** START OF STORED DATA **

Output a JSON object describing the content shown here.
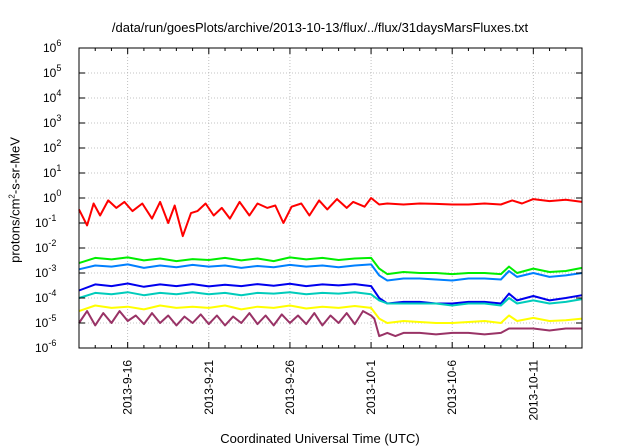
{
  "chart_data": {
    "type": "line",
    "title": "/data/run/goesPlots/archive/2013-10-13/flux/../flux/31daysMarsFluxes.txt",
    "xlabel": "Coordinated Universal Time (UTC)",
    "ylabel": {
      "prefix": "protons/cm",
      "sup": "2",
      "suffix": "-s-sr-MeV"
    },
    "yscale": "log",
    "ylim": [
      1e-06,
      1000000.0
    ],
    "y_ticks": [
      {
        "exp": "-6"
      },
      {
        "exp": "-5"
      },
      {
        "exp": "-4"
      },
      {
        "exp": "-3"
      },
      {
        "exp": "-2"
      },
      {
        "exp": "-1"
      },
      {
        "exp": "0"
      },
      {
        "exp": "1"
      },
      {
        "exp": "2"
      },
      {
        "exp": "3"
      },
      {
        "exp": "4"
      },
      {
        "exp": "5"
      },
      {
        "exp": "6"
      }
    ],
    "x_ticks": [
      "2013-9-16",
      "2013-9-21",
      "2013-9-26",
      "2013-10-1",
      "2013-10-6",
      "2013-10-11"
    ],
    "x_tick_days": [
      3,
      8,
      13,
      18,
      23,
      28
    ],
    "xlim_days": [
      0,
      31
    ],
    "x_note": "x values are days after 2013-9-13 00:00 UTC",
    "grid": true,
    "legend": "none",
    "series": [
      {
        "color": "#ff0000",
        "x": [
          0.0,
          0.5,
          0.9,
          1.3,
          1.8,
          2.3,
          2.8,
          3.3,
          3.9,
          4.5,
          5.0,
          5.5,
          5.9,
          6.4,
          6.9,
          7.3,
          7.8,
          8.3,
          8.8,
          9.3,
          9.9,
          10.5,
          11.0,
          11.6,
          12.1,
          12.6,
          13.1,
          13.7,
          14.2,
          14.8,
          15.3,
          15.9,
          16.5,
          16.9,
          17.6,
          18.0,
          18.5,
          19.0,
          20.0,
          21.0,
          22.0,
          23.0,
          24.0,
          25.0,
          26.0,
          26.7,
          27.3,
          28.0,
          29.0,
          30.0,
          31.0
        ],
        "y": [
          0.35,
          0.08,
          0.6,
          0.2,
          0.8,
          0.4,
          0.7,
          0.3,
          0.6,
          0.15,
          0.7,
          0.1,
          0.5,
          0.03,
          0.25,
          0.3,
          0.6,
          0.2,
          0.4,
          0.15,
          0.7,
          0.2,
          0.6,
          0.4,
          0.5,
          0.1,
          0.45,
          0.6,
          0.2,
          0.8,
          0.35,
          0.9,
          0.4,
          0.7,
          0.45,
          1.0,
          0.55,
          0.6,
          0.55,
          0.6,
          0.58,
          0.55,
          0.55,
          0.6,
          0.55,
          0.8,
          0.6,
          0.9,
          0.75,
          0.85,
          0.7
        ]
      },
      {
        "color": "#00ee00",
        "x": [
          0.0,
          1.0,
          2.0,
          3.0,
          4.0,
          5.0,
          6.0,
          7.0,
          8.0,
          9.0,
          10.0,
          11.0,
          12.0,
          13.0,
          14.0,
          15.0,
          16.0,
          17.0,
          18.0,
          18.5,
          19.0,
          20.0,
          21.0,
          22.0,
          23.0,
          24.0,
          25.0,
          26.0,
          26.5,
          27.0,
          28.0,
          29.0,
          30.0,
          31.0
        ],
        "y": [
          0.0025,
          0.004,
          0.0035,
          0.0042,
          0.0032,
          0.0038,
          0.003,
          0.0036,
          0.0033,
          0.004,
          0.0032,
          0.0038,
          0.003,
          0.0042,
          0.0035,
          0.004,
          0.0033,
          0.0038,
          0.004,
          0.0015,
          0.0009,
          0.0011,
          0.001,
          0.001,
          0.0009,
          0.001,
          0.001,
          0.0009,
          0.0018,
          0.001,
          0.0015,
          0.0011,
          0.0012,
          0.0016
        ]
      },
      {
        "color": "#0080ff",
        "x": [
          0.0,
          1.0,
          2.0,
          3.0,
          4.0,
          5.0,
          6.0,
          7.0,
          8.0,
          9.0,
          10.0,
          11.0,
          12.0,
          13.0,
          14.0,
          15.0,
          16.0,
          17.0,
          18.0,
          18.5,
          19.0,
          20.0,
          21.0,
          22.0,
          23.0,
          24.0,
          25.0,
          26.0,
          26.5,
          27.0,
          28.0,
          29.0,
          30.0,
          31.0
        ],
        "y": [
          0.0014,
          0.002,
          0.0018,
          0.0022,
          0.0016,
          0.002,
          0.0017,
          0.0021,
          0.0018,
          0.002,
          0.0016,
          0.0019,
          0.0017,
          0.0021,
          0.0018,
          0.002,
          0.0017,
          0.002,
          0.0022,
          0.0008,
          0.0005,
          0.0006,
          0.0006,
          0.00055,
          0.0005,
          0.0006,
          0.0006,
          0.00055,
          0.0012,
          0.0007,
          0.001,
          0.0007,
          0.0008,
          0.001
        ]
      },
      {
        "color": "#0000ee",
        "x": [
          0.0,
          1.0,
          2.0,
          3.0,
          4.0,
          5.0,
          6.0,
          7.0,
          8.0,
          9.0,
          10.0,
          11.0,
          12.0,
          13.0,
          14.0,
          15.0,
          16.0,
          17.0,
          18.0,
          18.5,
          19.0,
          20.0,
          21.0,
          22.0,
          23.0,
          24.0,
          25.0,
          26.0,
          26.5,
          27.0,
          28.0,
          29.0,
          30.0,
          31.0
        ],
        "y": [
          0.0002,
          0.00035,
          0.0003,
          0.00038,
          0.00028,
          0.00035,
          0.0003,
          0.00036,
          0.00029,
          0.00034,
          0.0003,
          0.00036,
          0.00031,
          0.00037,
          0.0003,
          0.00035,
          0.00032,
          0.00036,
          0.0003,
          0.0001,
          6e-05,
          7e-05,
          7e-05,
          6e-05,
          6e-05,
          7e-05,
          7e-05,
          6e-05,
          0.00015,
          8e-05,
          0.00012,
          8e-05,
          0.0001,
          0.00013
        ]
      },
      {
        "color": "#00ccbb",
        "x": [
          0.0,
          1.0,
          2.0,
          3.0,
          4.0,
          5.0,
          6.0,
          7.0,
          8.0,
          9.0,
          10.0,
          11.0,
          12.0,
          13.0,
          14.0,
          15.0,
          16.0,
          17.0,
          18.0,
          18.5,
          19.0,
          20.0,
          21.0,
          22.0,
          23.0,
          24.0,
          25.0,
          26.0,
          26.5,
          27.0,
          28.0,
          29.0,
          30.0,
          31.0
        ],
        "y": [
          0.0001,
          0.00016,
          0.00014,
          0.00017,
          0.00013,
          0.00016,
          0.00014,
          0.00017,
          0.00014,
          0.00016,
          0.00013,
          0.00016,
          0.00015,
          0.00017,
          0.00014,
          0.00016,
          0.00015,
          0.00017,
          0.00014,
          8e-05,
          6e-05,
          6e-05,
          6e-05,
          6e-05,
          5e-05,
          6e-05,
          6e-05,
          5e-05,
          0.0001,
          6e-05,
          8e-05,
          6e-05,
          7e-05,
          9e-05
        ]
      },
      {
        "color": "#ffff00",
        "x": [
          0.0,
          1.0,
          2.0,
          3.0,
          4.0,
          5.0,
          6.0,
          7.0,
          8.0,
          9.0,
          10.0,
          11.0,
          12.0,
          13.0,
          14.0,
          15.0,
          16.0,
          17.0,
          18.0,
          18.5,
          19.0,
          20.0,
          21.0,
          22.0,
          23.0,
          24.0,
          25.0,
          26.0,
          26.5,
          27.0,
          28.0,
          29.0,
          30.0,
          31.0
        ],
        "y": [
          3e-05,
          5e-05,
          4e-05,
          4.5e-05,
          3.5e-05,
          5e-05,
          4e-05,
          4.5e-05,
          4e-05,
          5e-05,
          3.5e-05,
          4.5e-05,
          4e-05,
          5e-05,
          3.8e-05,
          4.5e-05,
          4e-05,
          4.8e-05,
          4e-05,
          1.5e-05,
          1e-05,
          1.2e-05,
          1.1e-05,
          1e-05,
          1e-05,
          1.1e-05,
          1.2e-05,
          1e-05,
          2e-05,
          1.2e-05,
          1.6e-05,
          1.2e-05,
          1.3e-05,
          1.5e-05
        ]
      },
      {
        "color": "#993366",
        "x": [
          0.0,
          0.5,
          1.0,
          1.5,
          2.0,
          2.5,
          3.0,
          3.5,
          4.0,
          4.5,
          5.0,
          5.5,
          6.0,
          6.5,
          7.0,
          7.5,
          8.0,
          8.5,
          9.0,
          9.5,
          10.0,
          10.5,
          11.0,
          11.5,
          12.0,
          12.5,
          13.0,
          13.5,
          14.0,
          14.5,
          15.0,
          15.5,
          16.0,
          16.5,
          17.0,
          17.5,
          18.0,
          18.2,
          18.5,
          19.0,
          19.5,
          20.0,
          21.0,
          22.0,
          23.0,
          24.0,
          25.0,
          26.0,
          26.5,
          27.0,
          28.0,
          29.0,
          30.0,
          31.0
        ],
        "y": [
          1e-05,
          3e-05,
          8e-06,
          2.5e-05,
          1e-05,
          3e-05,
          1.2e-05,
          2e-05,
          9e-06,
          2.5e-05,
          1e-05,
          2e-05,
          8e-06,
          1.8e-05,
          1e-05,
          2.2e-05,
          9e-06,
          2e-05,
          8e-06,
          1.8e-05,
          1e-05,
          2.5e-05,
          9e-06,
          2e-05,
          8e-06,
          2.2e-05,
          1e-05,
          2e-05,
          9e-06,
          2.5e-05,
          8e-06,
          2e-05,
          1e-05,
          2.5e-05,
          9e-06,
          3e-05,
          2e-05,
          1.5e-05,
          3e-06,
          4e-06,
          3e-06,
          4e-06,
          4e-06,
          3.5e-06,
          4e-06,
          4e-06,
          3.5e-06,
          4e-06,
          6e-06,
          6e-06,
          6e-06,
          5e-06,
          6e-06,
          6e-06
        ]
      }
    ]
  }
}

** END OF STORED DATA **

◆ THE PROBLEM
List each line of the entries that holds the string "color".

◆ EXERCISE RESPONSE
        "color": "#ff0000",
        "color": "#00ee00",
        "color": "#0080ff",
        "color": "#0000ee",
        "color": "#00ccbb",
        "color": "#ffff00",
        "color": "#993366",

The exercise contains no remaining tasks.